Directions for this task:
Copy all lines below containing "pagtalakay".

Dataset records:
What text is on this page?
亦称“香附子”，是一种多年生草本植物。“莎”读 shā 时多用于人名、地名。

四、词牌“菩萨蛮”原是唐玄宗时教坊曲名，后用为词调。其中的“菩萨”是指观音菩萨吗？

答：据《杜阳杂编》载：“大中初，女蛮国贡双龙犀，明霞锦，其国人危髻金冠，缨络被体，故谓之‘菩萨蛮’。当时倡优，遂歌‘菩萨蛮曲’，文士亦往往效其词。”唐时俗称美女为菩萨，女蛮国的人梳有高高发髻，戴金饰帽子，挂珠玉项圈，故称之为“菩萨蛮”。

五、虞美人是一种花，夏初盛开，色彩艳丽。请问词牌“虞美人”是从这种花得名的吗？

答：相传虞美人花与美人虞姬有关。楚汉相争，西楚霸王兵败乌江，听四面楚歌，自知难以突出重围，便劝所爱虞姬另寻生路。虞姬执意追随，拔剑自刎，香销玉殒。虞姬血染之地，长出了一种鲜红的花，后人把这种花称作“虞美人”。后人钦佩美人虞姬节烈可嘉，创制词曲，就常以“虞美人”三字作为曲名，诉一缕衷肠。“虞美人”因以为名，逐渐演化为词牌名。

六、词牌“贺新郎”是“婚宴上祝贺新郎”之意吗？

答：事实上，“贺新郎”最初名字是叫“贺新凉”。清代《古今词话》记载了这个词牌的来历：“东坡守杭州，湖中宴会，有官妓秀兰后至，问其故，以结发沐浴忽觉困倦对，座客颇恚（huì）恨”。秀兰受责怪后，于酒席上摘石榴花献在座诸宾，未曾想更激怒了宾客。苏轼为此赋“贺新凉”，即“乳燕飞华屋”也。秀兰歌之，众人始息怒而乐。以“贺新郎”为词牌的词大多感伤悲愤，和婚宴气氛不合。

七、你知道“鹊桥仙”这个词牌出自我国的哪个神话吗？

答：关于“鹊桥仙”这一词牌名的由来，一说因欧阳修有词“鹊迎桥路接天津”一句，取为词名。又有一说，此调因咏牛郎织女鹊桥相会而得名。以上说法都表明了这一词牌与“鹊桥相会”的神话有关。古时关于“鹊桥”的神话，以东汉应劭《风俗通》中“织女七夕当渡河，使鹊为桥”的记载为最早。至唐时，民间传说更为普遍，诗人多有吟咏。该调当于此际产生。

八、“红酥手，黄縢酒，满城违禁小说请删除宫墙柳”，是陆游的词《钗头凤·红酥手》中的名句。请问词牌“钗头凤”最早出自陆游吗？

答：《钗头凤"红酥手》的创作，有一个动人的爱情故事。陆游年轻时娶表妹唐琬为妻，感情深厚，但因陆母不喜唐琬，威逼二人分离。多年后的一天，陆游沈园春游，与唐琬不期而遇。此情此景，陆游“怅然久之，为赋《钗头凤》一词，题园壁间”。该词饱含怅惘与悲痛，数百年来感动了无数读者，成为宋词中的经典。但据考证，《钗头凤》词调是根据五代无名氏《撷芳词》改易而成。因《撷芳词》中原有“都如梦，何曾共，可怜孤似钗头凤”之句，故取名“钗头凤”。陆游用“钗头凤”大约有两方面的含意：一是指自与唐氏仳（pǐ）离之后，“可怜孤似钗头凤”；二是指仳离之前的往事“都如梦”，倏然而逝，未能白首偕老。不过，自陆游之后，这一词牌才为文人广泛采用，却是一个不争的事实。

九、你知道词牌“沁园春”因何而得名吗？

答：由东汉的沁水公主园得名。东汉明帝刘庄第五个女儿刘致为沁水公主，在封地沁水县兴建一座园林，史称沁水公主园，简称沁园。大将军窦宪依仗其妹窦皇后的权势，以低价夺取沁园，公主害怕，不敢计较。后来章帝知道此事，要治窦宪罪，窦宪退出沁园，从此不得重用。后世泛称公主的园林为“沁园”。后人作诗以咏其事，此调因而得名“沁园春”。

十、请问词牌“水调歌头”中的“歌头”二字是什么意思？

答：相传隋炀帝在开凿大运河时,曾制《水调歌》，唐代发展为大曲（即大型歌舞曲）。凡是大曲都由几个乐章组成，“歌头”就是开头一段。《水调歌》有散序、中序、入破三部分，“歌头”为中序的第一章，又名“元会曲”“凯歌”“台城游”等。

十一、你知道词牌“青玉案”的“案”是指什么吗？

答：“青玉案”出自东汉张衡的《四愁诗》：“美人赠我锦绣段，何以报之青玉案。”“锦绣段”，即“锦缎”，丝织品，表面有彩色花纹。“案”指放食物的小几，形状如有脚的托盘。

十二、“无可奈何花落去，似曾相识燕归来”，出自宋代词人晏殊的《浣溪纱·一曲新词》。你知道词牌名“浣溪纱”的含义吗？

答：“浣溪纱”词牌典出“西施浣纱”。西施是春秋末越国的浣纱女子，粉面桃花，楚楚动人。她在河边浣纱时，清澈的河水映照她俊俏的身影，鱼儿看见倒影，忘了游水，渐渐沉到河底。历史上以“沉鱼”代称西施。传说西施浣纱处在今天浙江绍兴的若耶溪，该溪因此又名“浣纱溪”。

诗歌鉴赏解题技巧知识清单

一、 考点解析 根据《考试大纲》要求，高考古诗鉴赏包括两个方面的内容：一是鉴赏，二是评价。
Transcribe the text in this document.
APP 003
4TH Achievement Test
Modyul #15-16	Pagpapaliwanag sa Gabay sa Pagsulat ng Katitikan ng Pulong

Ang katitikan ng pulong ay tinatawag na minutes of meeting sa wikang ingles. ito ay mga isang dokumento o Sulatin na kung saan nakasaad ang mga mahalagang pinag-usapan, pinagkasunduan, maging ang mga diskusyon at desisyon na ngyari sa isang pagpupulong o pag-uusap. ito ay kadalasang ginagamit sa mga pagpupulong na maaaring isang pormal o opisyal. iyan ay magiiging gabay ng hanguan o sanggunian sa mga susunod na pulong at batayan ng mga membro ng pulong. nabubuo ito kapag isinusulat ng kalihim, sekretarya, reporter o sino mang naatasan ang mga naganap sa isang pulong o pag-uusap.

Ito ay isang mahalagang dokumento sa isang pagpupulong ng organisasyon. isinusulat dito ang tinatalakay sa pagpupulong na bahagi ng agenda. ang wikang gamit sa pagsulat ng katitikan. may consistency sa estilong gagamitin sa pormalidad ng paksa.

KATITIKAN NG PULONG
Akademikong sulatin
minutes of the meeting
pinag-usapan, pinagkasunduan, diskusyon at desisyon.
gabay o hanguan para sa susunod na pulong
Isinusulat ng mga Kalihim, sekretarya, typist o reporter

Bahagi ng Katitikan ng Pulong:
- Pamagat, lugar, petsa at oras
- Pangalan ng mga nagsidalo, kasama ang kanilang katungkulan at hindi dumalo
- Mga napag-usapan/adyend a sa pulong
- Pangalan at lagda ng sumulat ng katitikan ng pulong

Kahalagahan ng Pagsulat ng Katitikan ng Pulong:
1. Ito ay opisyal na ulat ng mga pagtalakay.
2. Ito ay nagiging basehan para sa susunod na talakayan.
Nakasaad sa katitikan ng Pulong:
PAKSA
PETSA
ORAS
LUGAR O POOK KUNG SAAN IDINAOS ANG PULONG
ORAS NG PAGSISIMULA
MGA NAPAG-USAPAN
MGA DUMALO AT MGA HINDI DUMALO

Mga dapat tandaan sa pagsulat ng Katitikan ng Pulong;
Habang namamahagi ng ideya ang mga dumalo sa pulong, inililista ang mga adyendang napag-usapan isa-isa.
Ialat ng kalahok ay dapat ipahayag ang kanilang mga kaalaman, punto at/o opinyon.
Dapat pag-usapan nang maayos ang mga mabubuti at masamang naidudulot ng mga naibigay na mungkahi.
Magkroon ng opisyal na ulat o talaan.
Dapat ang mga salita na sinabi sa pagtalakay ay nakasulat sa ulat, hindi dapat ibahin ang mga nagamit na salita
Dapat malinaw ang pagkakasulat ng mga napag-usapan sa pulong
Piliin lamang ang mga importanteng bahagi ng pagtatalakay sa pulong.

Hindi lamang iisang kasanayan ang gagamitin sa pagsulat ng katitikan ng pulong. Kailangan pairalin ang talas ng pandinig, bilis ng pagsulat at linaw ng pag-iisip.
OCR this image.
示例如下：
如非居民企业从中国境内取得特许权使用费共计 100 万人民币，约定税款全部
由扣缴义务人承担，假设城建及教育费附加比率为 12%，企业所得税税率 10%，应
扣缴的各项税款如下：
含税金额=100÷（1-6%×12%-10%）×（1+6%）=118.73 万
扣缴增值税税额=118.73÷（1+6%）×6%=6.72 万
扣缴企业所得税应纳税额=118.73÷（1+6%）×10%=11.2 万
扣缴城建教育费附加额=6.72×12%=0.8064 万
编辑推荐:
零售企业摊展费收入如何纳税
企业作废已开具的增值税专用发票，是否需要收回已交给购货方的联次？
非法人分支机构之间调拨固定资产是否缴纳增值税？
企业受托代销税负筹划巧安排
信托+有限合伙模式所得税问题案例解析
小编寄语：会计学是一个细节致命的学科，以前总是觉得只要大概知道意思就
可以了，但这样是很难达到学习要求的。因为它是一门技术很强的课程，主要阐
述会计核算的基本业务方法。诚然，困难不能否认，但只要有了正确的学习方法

Answer to this task:
1. Ito ay opisyal na ulat ng mga pagtalakay.
Dapat ang mga salita na sinabi sa pagtalakay ay nakasulat sa ulat, hindi dapat ibahin ang mga nagamit na salita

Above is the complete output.